Copy the following passage on attention and distractor locations word for word, in full.

Excerpt to read:
━━━━━━━━━━

We propose that, over and above ignoring recently examined locations, the attentional system also learns to which locations attendance is unnecessary. The attentional system rapidly detects the presence and location of a stimulus but must allocate attention to discern its identity. This notion, that where information becomes available relatively automatically but that what information requires attention, has been proposed previously (e.g., Johnston & Pashler, 1990). In order for a location to be negatively primed, the location must have been attended to. Over the course of an experiment, participants learn the odds that a stimulus detected in a particular region of the display will turn out to be a distractor. The attentional mechanism weights recent experiences more heavily than those that have accumulated over time. A study by Snyder and Kingstone (2000) suggested that IOR effect can be present at multiple locations and that its magnitude is largest for the one that was examined most recently. One can speculate that, since the rare-distractor location would be more readily inspected for a target (than the frequent or medium distractor locations), IOR effects would be strongest there because it is the most recently examined location. Although, without modification, IOR cannot explain the effects found here, adding the assumption that IOR only occurs when the stimulus is attended would enable this theory to account for the present results. Exactly how these mechanisms can explain the obtained pattern of data is explained more thoroughly in the General Discussion.

━━━━━━━━━━

Data lines:
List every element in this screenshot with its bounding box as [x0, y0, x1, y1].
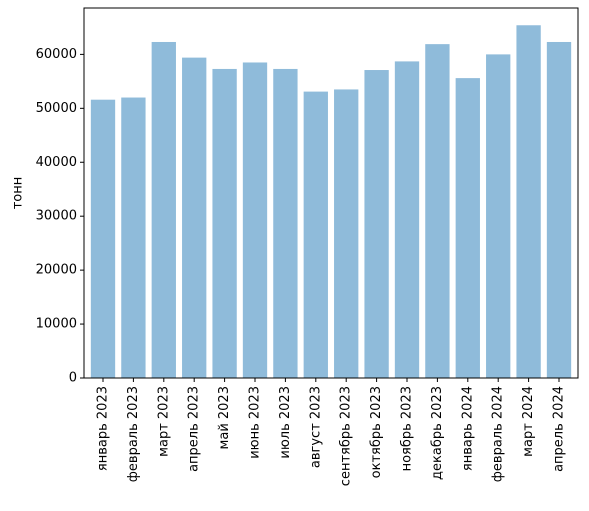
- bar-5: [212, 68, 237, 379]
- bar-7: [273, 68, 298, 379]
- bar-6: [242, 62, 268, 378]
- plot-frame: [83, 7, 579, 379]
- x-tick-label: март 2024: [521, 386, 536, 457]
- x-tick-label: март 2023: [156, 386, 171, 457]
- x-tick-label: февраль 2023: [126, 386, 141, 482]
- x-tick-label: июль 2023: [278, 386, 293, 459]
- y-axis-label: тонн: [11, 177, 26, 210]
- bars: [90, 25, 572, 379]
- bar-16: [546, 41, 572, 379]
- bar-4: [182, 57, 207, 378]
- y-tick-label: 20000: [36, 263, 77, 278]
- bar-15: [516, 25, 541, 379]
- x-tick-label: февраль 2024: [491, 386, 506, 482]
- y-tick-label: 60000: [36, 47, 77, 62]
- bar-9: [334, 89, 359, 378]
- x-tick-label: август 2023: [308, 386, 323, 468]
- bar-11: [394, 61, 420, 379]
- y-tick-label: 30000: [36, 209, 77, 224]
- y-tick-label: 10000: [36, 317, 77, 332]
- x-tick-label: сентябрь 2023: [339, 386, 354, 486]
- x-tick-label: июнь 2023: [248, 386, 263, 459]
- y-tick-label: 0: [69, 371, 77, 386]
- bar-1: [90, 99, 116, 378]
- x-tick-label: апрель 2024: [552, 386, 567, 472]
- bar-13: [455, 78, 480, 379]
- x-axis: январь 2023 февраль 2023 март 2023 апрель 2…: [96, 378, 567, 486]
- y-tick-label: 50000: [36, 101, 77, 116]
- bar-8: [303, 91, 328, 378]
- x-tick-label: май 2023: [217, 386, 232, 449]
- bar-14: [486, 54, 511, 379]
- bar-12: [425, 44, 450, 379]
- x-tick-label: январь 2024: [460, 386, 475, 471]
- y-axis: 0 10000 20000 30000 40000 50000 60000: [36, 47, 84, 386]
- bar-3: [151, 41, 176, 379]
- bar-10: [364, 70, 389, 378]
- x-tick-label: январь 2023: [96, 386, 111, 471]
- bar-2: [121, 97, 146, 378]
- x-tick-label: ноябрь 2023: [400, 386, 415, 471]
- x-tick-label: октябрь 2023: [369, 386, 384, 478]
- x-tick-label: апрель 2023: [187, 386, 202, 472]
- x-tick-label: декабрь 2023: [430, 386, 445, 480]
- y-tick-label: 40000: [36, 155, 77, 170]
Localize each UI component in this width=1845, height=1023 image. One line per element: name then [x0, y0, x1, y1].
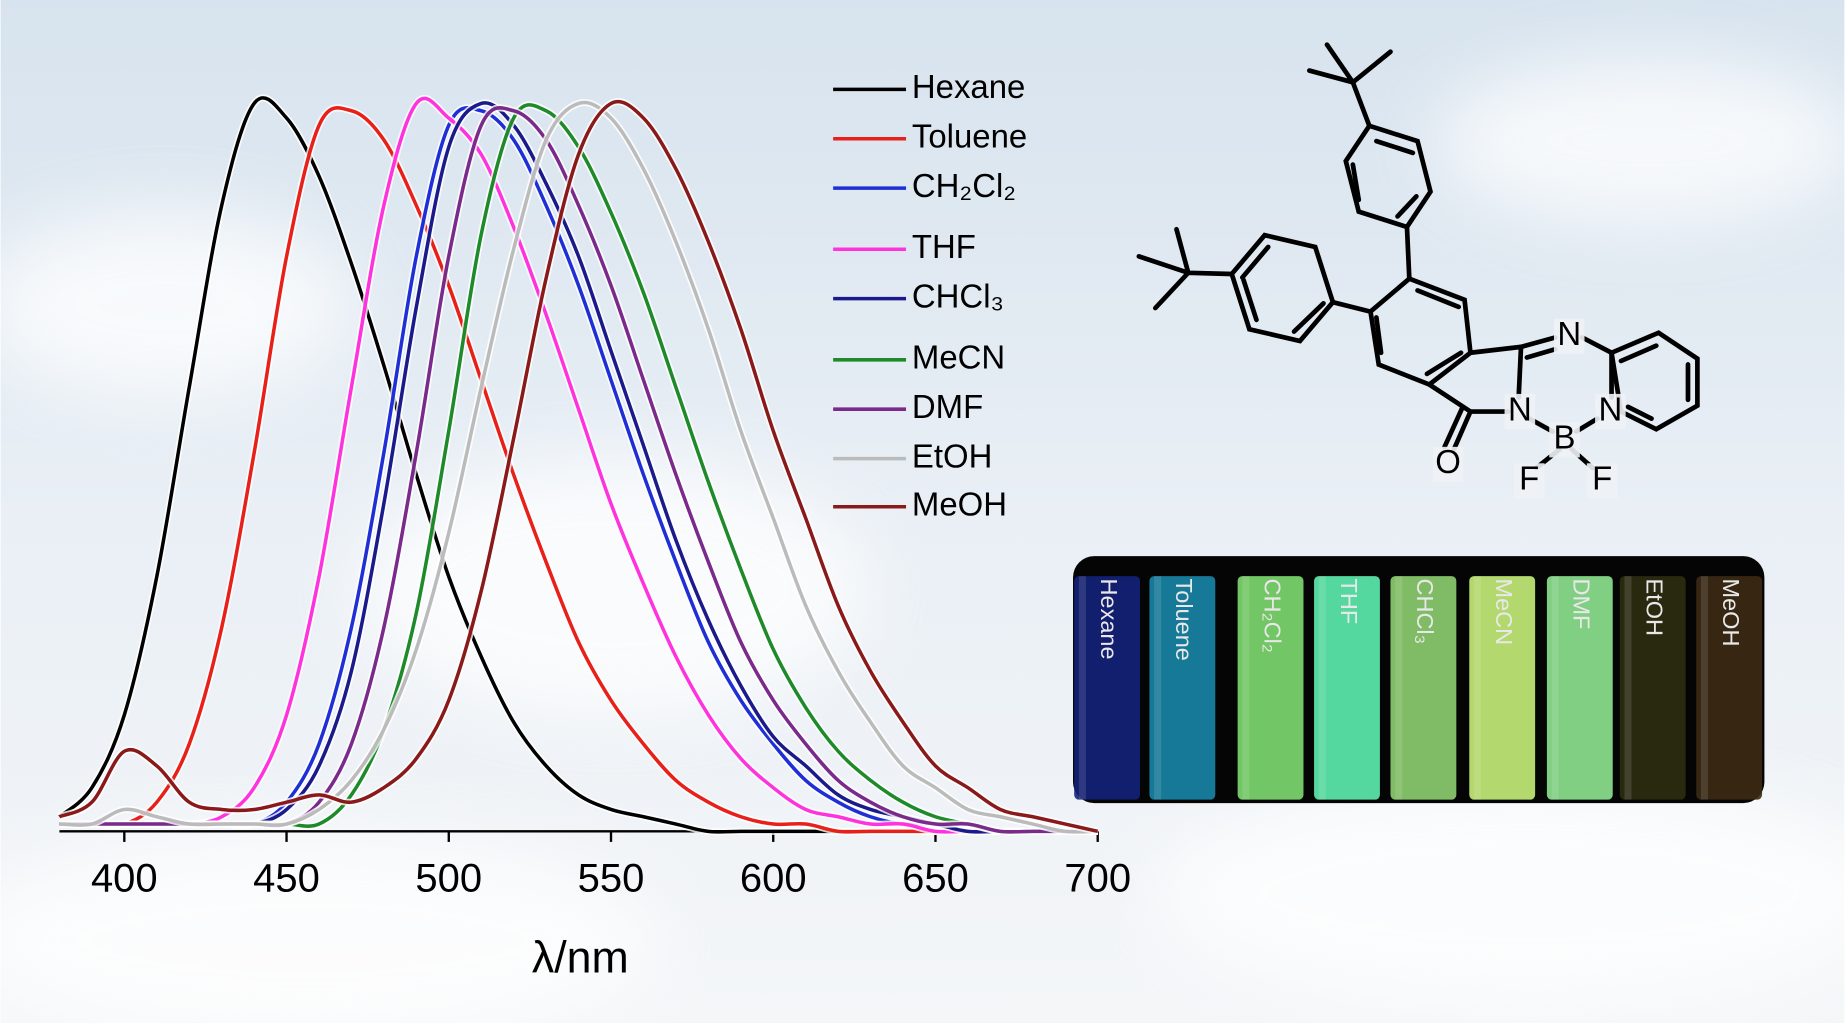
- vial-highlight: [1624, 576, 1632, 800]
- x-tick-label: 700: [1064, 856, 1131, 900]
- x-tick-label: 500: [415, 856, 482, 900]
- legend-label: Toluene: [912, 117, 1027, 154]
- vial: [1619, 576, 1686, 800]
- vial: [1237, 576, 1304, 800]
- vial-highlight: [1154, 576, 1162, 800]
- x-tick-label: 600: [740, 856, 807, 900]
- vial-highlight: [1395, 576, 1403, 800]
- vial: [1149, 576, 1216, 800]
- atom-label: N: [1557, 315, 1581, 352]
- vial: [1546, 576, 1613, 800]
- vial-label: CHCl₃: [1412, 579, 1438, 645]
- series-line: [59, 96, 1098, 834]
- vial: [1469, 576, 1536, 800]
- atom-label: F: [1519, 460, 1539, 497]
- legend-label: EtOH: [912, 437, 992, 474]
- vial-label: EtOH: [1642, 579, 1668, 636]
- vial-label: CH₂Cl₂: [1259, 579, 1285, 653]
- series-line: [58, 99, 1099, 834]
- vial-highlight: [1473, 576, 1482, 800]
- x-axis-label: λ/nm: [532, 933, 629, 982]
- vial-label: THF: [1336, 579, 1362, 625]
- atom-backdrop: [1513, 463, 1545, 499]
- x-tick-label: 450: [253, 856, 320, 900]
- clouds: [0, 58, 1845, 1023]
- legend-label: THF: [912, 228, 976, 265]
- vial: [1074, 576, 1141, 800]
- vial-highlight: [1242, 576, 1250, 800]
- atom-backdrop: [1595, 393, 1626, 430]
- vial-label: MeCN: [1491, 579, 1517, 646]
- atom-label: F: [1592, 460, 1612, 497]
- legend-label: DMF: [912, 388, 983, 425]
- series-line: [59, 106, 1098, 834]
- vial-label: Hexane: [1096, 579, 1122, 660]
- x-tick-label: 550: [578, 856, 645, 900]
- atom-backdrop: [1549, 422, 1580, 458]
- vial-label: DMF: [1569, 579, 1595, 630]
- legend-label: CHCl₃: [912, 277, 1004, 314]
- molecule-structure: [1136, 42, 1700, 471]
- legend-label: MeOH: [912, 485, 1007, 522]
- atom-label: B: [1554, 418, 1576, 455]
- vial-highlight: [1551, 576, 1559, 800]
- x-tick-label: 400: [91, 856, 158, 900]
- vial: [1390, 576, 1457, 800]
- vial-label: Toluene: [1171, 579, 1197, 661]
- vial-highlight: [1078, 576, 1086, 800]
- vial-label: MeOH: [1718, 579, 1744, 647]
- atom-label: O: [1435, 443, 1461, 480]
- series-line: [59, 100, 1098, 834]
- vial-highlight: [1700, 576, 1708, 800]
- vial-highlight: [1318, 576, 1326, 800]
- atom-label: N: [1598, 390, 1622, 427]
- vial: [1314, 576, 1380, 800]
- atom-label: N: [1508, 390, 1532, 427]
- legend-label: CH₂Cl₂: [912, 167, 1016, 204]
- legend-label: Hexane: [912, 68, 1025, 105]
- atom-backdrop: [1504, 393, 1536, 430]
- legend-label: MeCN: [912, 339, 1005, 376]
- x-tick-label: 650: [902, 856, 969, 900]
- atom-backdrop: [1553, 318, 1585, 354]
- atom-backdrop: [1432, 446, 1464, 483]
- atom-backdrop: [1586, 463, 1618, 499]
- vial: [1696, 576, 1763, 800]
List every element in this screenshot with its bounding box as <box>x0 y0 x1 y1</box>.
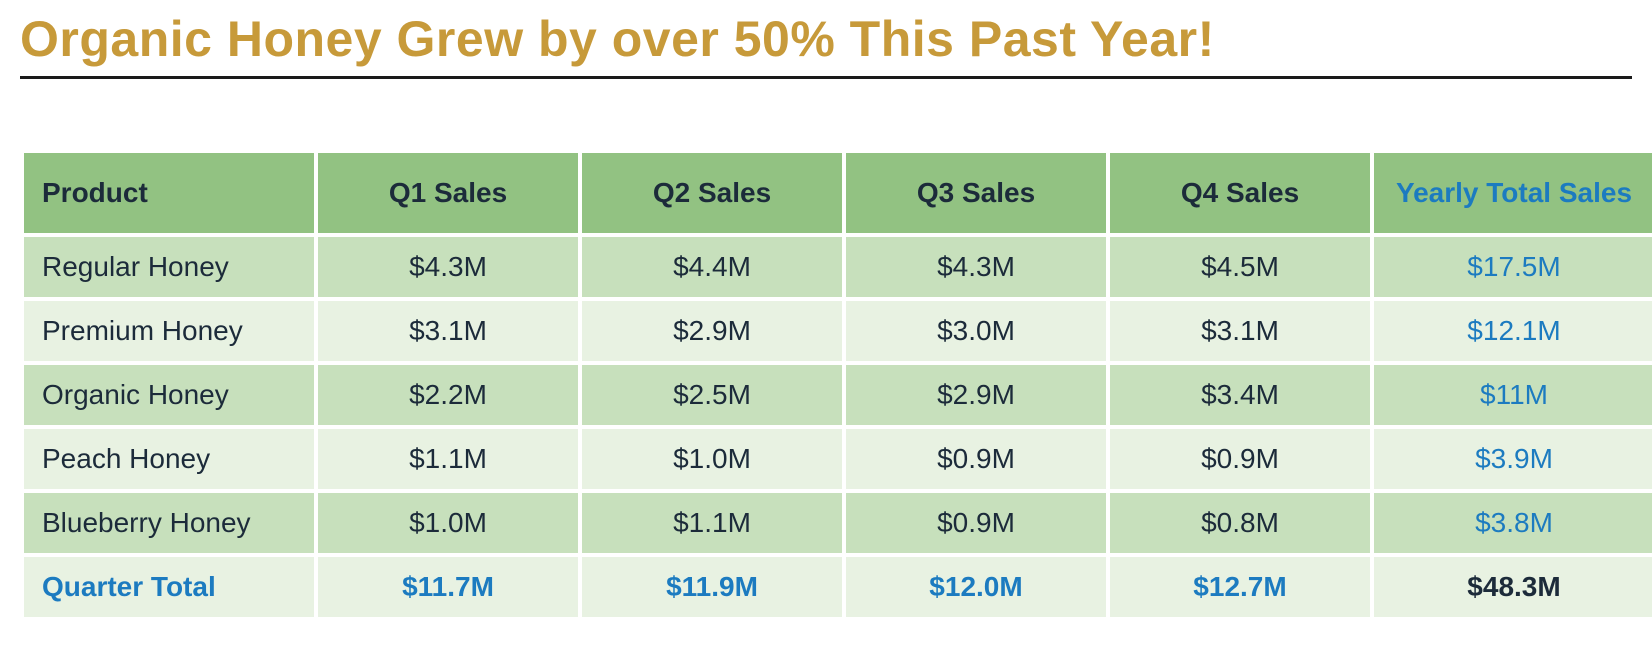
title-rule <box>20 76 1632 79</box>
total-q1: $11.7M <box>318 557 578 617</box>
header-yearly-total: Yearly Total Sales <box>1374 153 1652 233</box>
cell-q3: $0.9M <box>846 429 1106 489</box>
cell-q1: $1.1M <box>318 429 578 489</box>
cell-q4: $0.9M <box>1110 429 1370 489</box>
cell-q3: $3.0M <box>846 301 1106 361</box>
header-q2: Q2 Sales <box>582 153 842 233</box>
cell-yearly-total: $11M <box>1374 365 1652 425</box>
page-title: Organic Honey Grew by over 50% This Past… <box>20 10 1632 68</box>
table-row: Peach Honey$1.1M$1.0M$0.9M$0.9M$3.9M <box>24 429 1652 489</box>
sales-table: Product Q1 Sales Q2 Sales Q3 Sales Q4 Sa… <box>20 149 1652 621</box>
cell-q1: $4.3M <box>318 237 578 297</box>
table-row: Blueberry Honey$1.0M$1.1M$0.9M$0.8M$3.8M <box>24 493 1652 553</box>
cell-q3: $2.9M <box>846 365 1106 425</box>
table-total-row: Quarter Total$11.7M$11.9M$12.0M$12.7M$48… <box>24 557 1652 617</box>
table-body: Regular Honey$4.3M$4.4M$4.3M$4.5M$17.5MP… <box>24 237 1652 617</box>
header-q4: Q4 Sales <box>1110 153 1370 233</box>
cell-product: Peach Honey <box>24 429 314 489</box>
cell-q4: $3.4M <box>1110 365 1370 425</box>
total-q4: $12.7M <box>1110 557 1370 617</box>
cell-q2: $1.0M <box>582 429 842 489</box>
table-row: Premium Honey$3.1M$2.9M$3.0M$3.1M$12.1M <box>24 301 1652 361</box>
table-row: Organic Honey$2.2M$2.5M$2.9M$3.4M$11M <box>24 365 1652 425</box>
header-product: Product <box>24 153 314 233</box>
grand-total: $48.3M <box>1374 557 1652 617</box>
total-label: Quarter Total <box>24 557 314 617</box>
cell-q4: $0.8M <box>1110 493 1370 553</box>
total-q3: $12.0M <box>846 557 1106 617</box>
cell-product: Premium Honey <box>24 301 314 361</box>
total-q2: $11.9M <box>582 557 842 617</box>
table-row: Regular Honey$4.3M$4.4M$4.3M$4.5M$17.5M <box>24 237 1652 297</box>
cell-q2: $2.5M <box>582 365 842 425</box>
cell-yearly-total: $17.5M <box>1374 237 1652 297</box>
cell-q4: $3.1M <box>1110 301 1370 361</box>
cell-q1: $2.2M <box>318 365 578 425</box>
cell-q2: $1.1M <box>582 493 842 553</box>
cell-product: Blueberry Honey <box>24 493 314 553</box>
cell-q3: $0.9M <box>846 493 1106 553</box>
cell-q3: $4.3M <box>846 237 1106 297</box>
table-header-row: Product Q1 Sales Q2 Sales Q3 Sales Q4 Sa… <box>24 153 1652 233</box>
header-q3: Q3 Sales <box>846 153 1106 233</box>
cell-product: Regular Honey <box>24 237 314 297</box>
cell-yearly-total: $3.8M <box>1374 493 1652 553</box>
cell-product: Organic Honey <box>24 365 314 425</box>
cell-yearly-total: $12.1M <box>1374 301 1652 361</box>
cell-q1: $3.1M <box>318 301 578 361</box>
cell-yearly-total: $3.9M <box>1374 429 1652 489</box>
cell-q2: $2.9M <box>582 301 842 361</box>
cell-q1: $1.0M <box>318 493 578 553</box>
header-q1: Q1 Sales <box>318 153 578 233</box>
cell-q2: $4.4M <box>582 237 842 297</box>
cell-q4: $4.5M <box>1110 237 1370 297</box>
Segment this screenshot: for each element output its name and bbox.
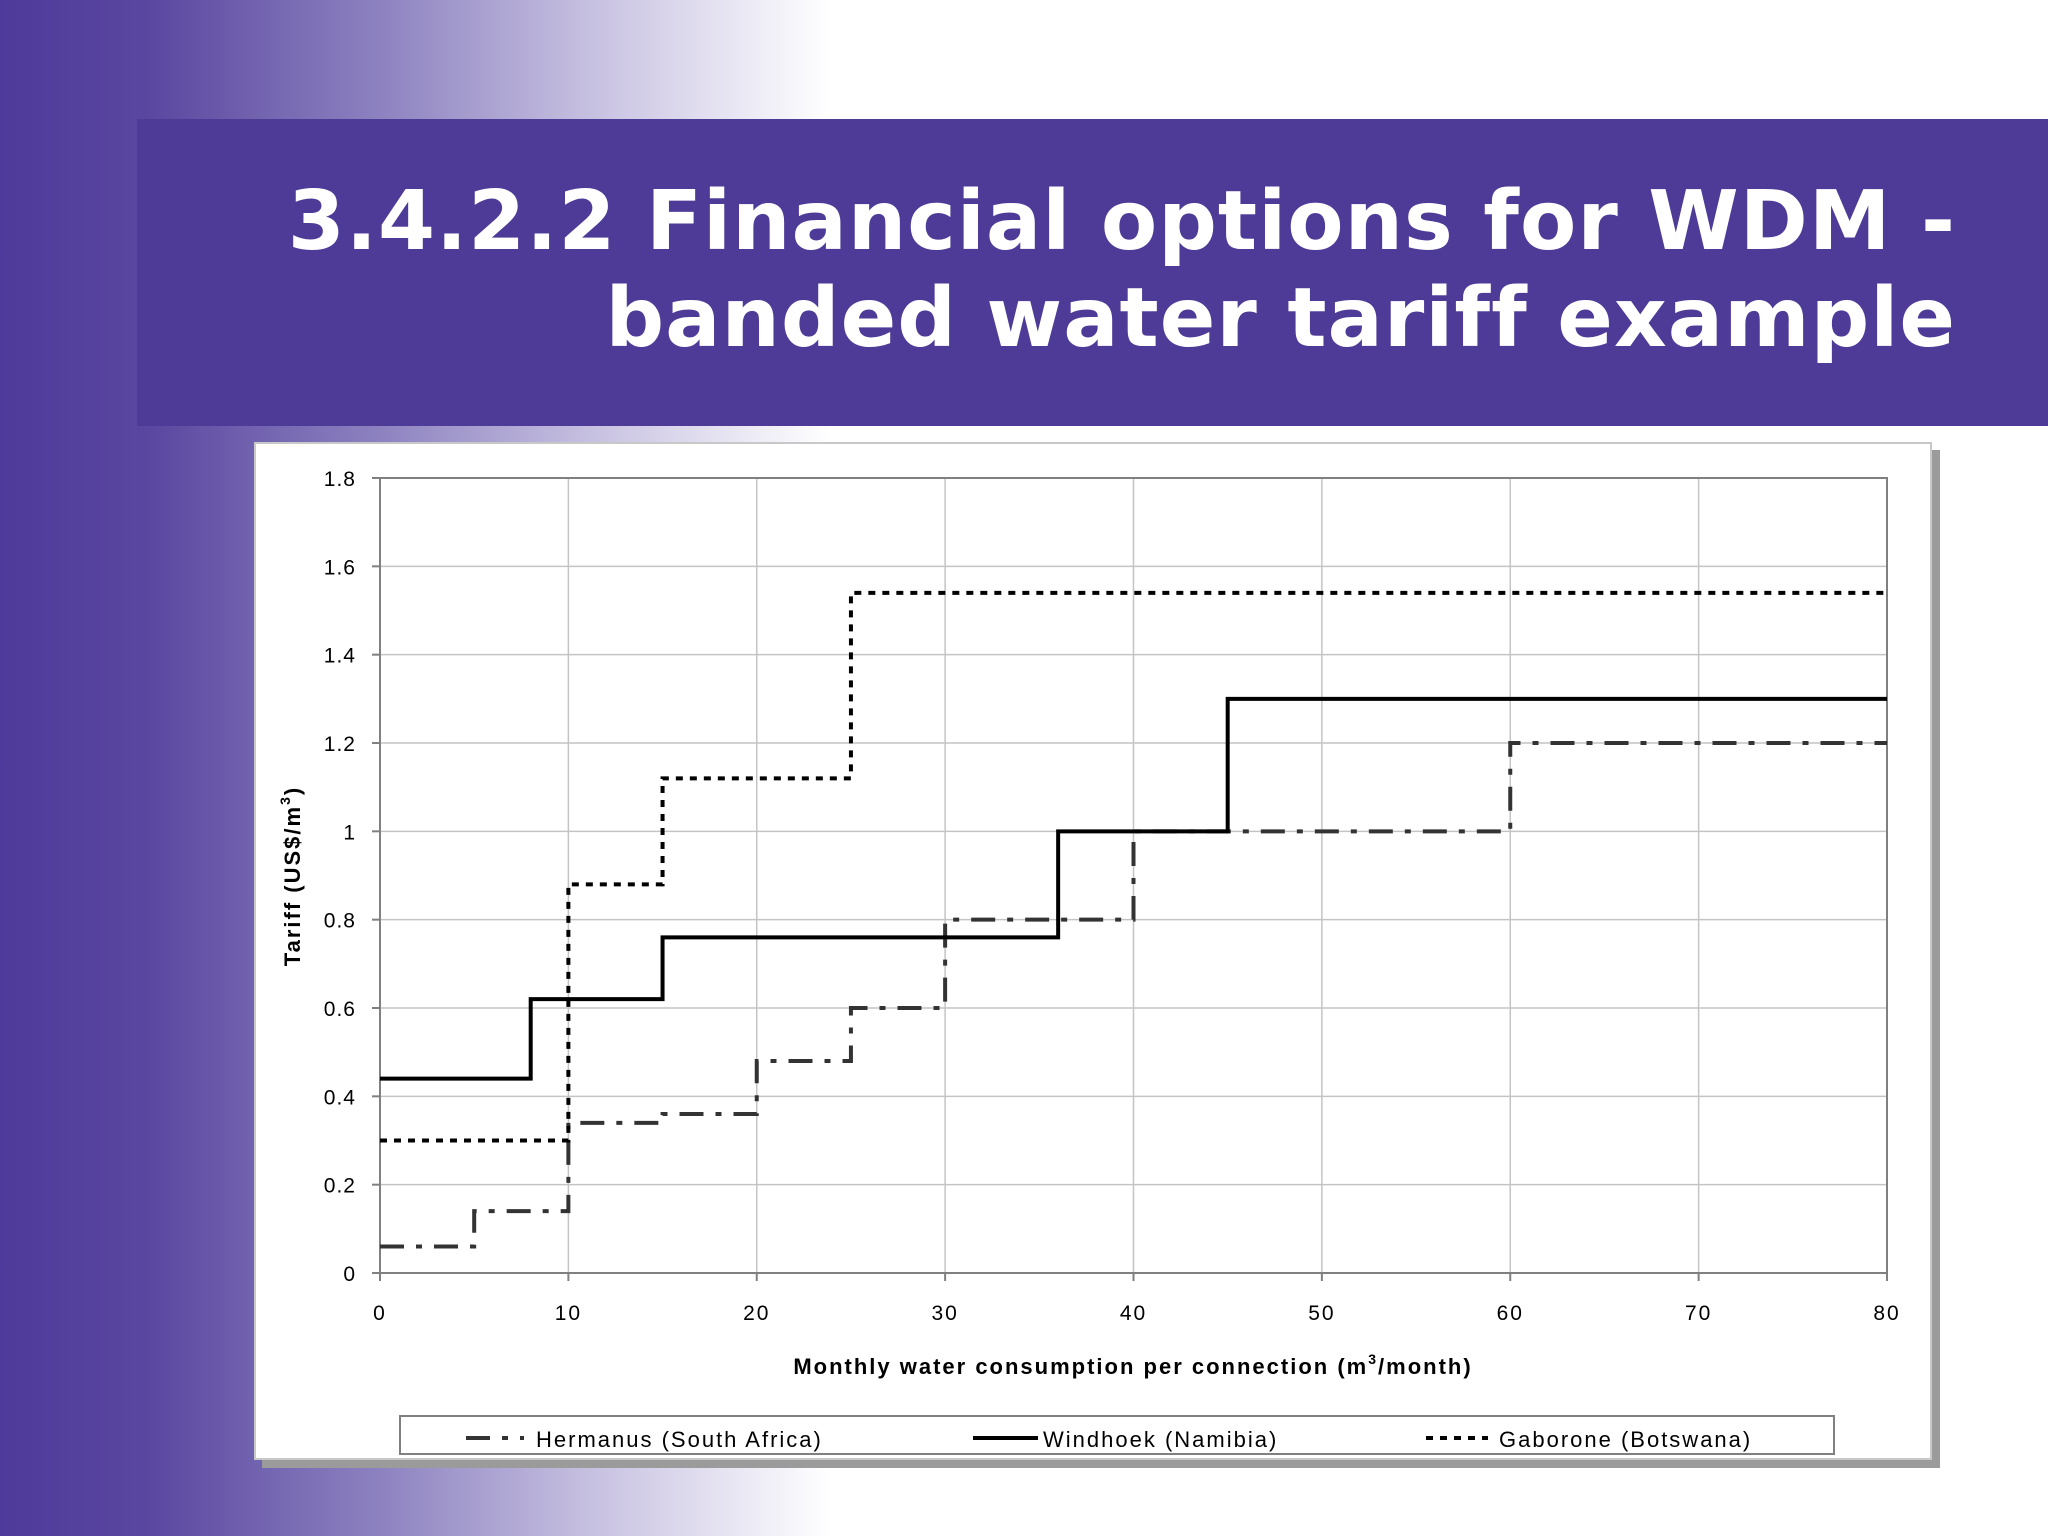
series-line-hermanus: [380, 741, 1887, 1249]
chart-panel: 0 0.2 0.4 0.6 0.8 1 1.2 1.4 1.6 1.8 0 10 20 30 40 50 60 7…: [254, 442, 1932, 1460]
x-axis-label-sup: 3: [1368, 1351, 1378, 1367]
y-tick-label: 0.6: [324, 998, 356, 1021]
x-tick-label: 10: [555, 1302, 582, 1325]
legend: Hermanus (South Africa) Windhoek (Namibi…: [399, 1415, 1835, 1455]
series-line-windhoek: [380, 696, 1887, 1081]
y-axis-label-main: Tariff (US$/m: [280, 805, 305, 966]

━━━━━━━━━━

The response:
We propose that, over and above ignoring recently examined locations, the attentional system also learns to which locations attendance is unnecessary. The attentional system rapidly detects the presence and location of a stimulus but must allocate attention to discern its identity. This notion, that where information becomes available relatively automatically but that what information requires attention, has been proposed previously (e.g., Johnston & Pashler, 1990). In order for a location to be negatively primed, the location must have been attended to. Over the course of an experiment, participants learn the odds that a stimulus detected in a particular region of the display will turn out to be a distractor. The attentional mechanism weights recent experiences more heavily than those that have accumulated over time. A study by Snyder and Kingstone (2000) suggested that IOR effect can be present at multiple locations and that its magnitude is largest for the one that was examined most recently. One can speculate that, since the rare-distractor location would be more readily inspected for a target (than the frequent or medium distractor locations), IOR effects would be strongest there because it is the most recently examined location. Although, without modification, IOR cannot explain the effects found here, adding the assumption that IOR only occurs when the stimulus is attended would enable this theory to account for the present results. Exactly how these mechanisms can explain the obtained pattern of data is explained more thoroughly in the General Discussion.